* [Görevler ve Alıştırmalar]:
1. Haber metnine göre Numan Kurtulmuş'un sözlerine hangi kuruluş tepki gösterdi?
2. Haber metninde "Türkiye Büyük Millet" sözcüklerini içeren yerle başlayıp "tepkisine neden oldu." ile biten bölümü lütfen harfi harfine yazın.

* [Haber Metni]:
--------------------

PİRHA- Demokratik Alevi Dernekleri, TBMM Başkanı Numan Kurtulmuş’un sözlerine tepki göstererek, “Sarf edilen ifadeler tarihsel gerçekleri çarpıtmakla kalmamakta, aynı zamanda Alevi toplumu başta olmak üzere farklı inanç ve kimliklere yönelik tarihsel travmaları da yok saymaktadır” dedi.
Türkiye Büyük Millet Meclisi (TBMM) Başkanı Numan Kurtulmuş’un Şah İsmail’e karşı, “Anadolu topraklarını baştan aşağı zulümle inleten Şah İsmail’e karşı, Yavuz Sultan Selim ile İdrisi Bitlisi’nin yapmış olduğu ittifak, Anadolu’daki Müslüman toplulukların birlikte var olmasına neden olmuştur” sözleri Alevilerin tepkisine neden oldu.

--------------------

* [Veri Kesiti]:
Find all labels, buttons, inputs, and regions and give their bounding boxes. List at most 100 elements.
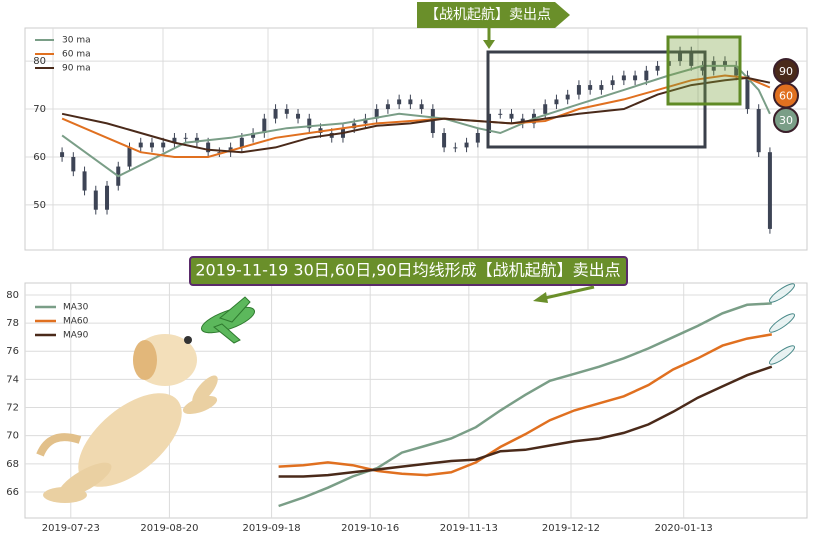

--------------------

* [Görev Cevapları]:
1. Demokratik Alevi Dernekleri

2.
Türkiye Büyük Millet Meclisi (TBMM) Başkanı Numan Kurtulmuş’un Şah İsmail’e karşı, “Anadolu topraklarını baştan aşağı zulümle inleten Şah İsmail’e karşı, Yavuz Sultan Selim ile İdrisi Bitlisi’nin yapmış olduğu ittifak, Anadolu’daki Müslüman toplulukların birlikte var olmasına neden olmuştur” sözleri Alevilerin tepkisine neden oldu.